Task input>
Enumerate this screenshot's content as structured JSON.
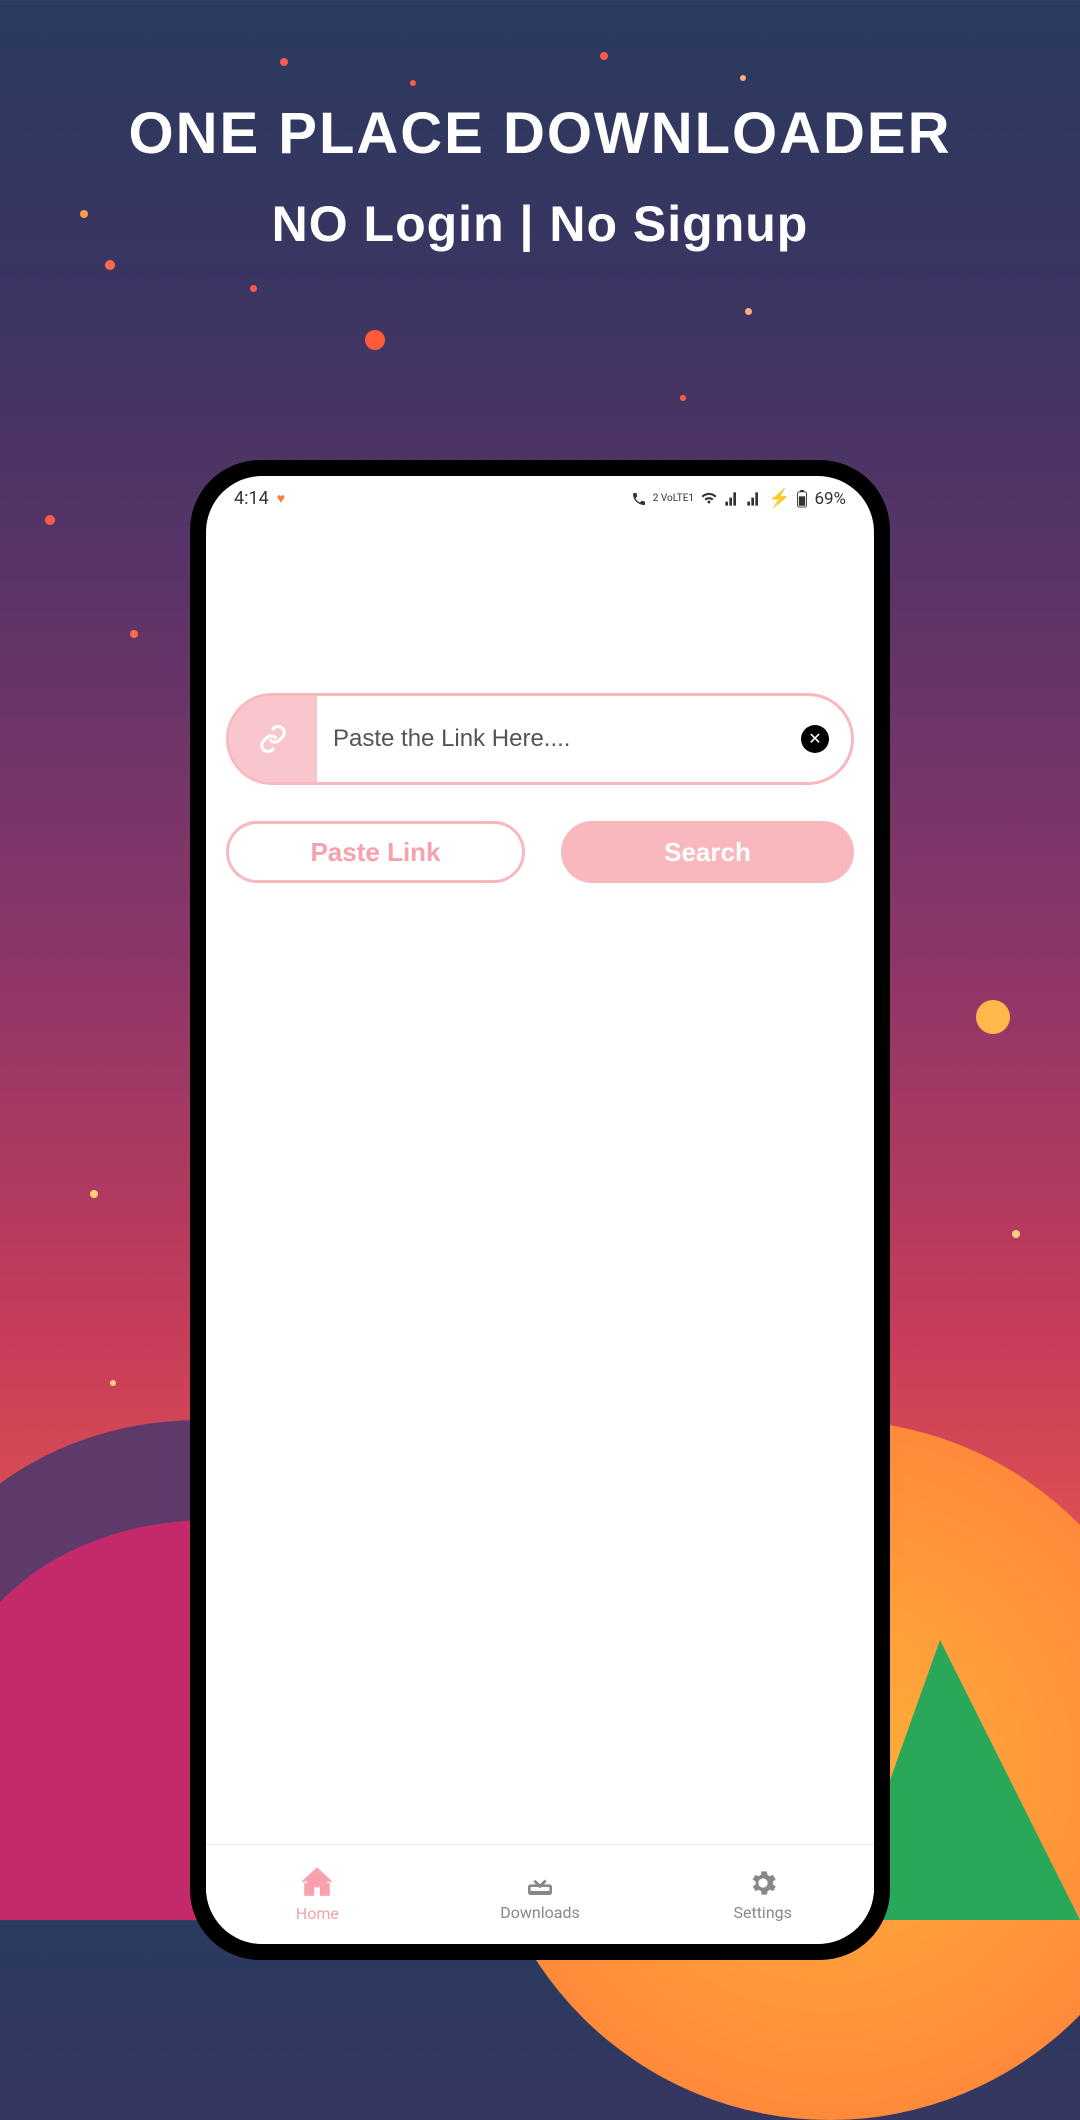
{
  "promo": {
    "title": "ONE PLACE DOWNLOADER",
    "subtitle": "NO Login | No Signup"
  },
  "statusBar": {
    "time": "4:14",
    "lteLabel": "2 VoLTE1",
    "battery": "69%"
  },
  "input": {
    "placeholder": "Paste the Link Here...."
  },
  "buttons": {
    "paste": "Paste Link",
    "search": "Search"
  },
  "nav": {
    "home": "Home",
    "downloads": "Downloads",
    "settings": "Settings"
  }
}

Written instruction>
Count how many lines contain "Paste" and give only that count.

Output for this task>
2